Your objective: In your copy, reproduce the entries exactly as they are, minus the images.

Dataset records:
○ ○ ○ ○ ○ ○ ○
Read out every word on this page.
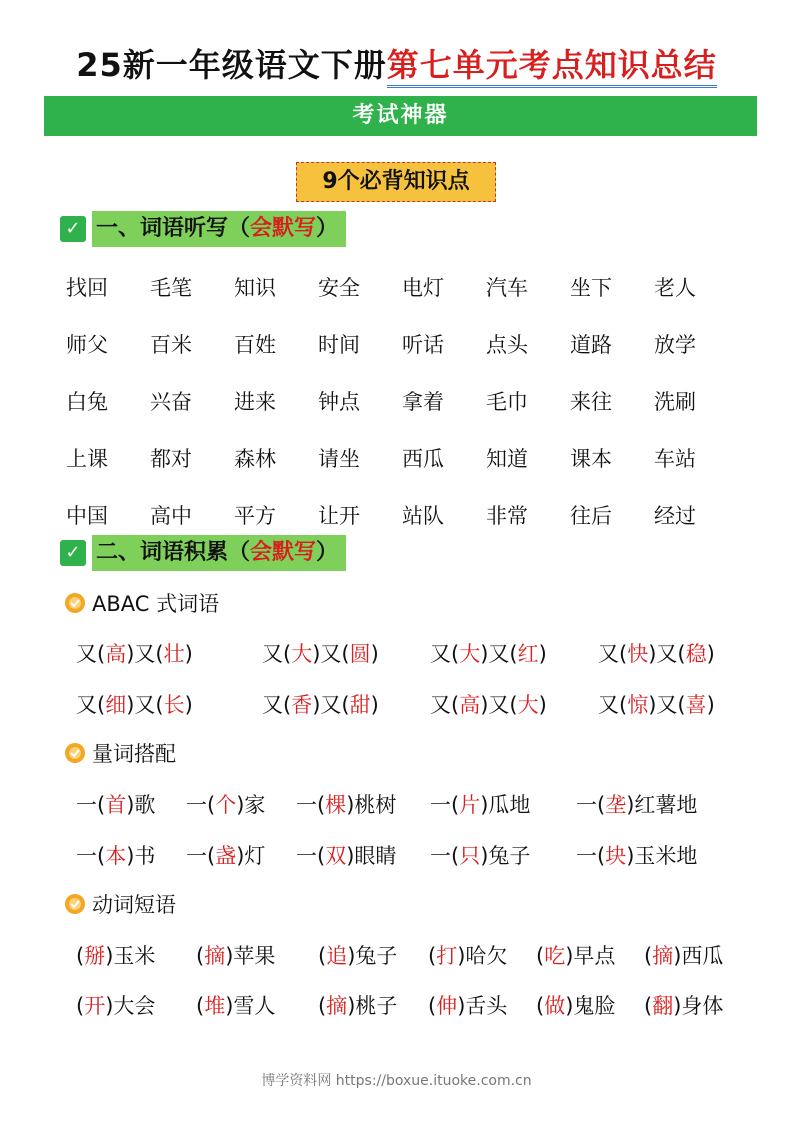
25新一年级语文下册第七单元考点知识总结
考试神器
9个必背知识点
✓ 一、词语听写（会默写）
找回 毛笔 知识 安全 电灯 汽车 坐下 老人
师父 百米 百姓 时间 听话 点头 道路 放学
白兔 兴奋 进来 钟点 拿着 毛巾 来往 洗刷
上课 都对 森林 请坐 西瓜 知道 课本 车站
中国 高中 平方 让开 站队 非常 往后 经过
✓ 二、词语积累（会默写）
ABAC 式词语
又(高)又(壮)	又(大)又(圆) 又(大)又(红) 又(快)又(稳)
又(细)又(长)	又(香)又(甜) 又(高)又(大) 又(惊)又(喜)
量词搭配
一(首)歌 一(个)家 一(棵)桃树 一(片)瓜地 一(垄)红薯地
一(本)书 一(盏)灯 一(双)眼睛 一(只)兔子 一(块)玉米地
动词短语
(掰)玉米 (摘)苹果 (追)兔子 (打)哈欠 (吃)早点 (摘)西瓜
(开)大会 (堆)雪人 (摘)桃子 (伸)舌头 (做)鬼脸 (翻)身体
博学资料网 https://boxue.ituoke.com.cn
○ ○ ○ ○ ○ ○ ○
Written reply:
Read out every word on this page.
25新一年级语文下册第七单元考点知识总结
考试神器
9个必背知识点
✓ 一、词语听写（会默写）
找回 毛笔 知识 安全 电灯 汽车 坐下 老人
师父 百米 百姓 时间 听话 点头 道路 放学
白兔 兴奋 进来 钟点 拿着 毛巾 来往 洗刷
上课 都对 森林 请坐 西瓜 知道 课本 车站
中国 高中 平方 让开 站队 非常 往后 经过
✓ 二、词语积累（会默写）
ABAC 式词语
又(高)又(壮)	又(大)又(圆) 又(大)又(红) 又(快)又(稳)
又(细)又(长)	又(香)又(甜) 又(高)又(大) 又(惊)又(喜)
量词搭配
一(首)歌 一(个)家 一(棵)桃树 一(片)瓜地 一(垄)红薯地
一(本)书 一(盏)灯 一(双)眼睛 一(只)兔子 一(块)玉米地
动词短语
(掰)玉米 (摘)苹果 (追)兔子 (打)哈欠 (吃)早点 (摘)西瓜
(开)大会 (堆)雪人 (摘)桃子 (伸)舌头 (做)鬼脸 (翻)身体
博学资料网 https://boxue.ituoke.com.cn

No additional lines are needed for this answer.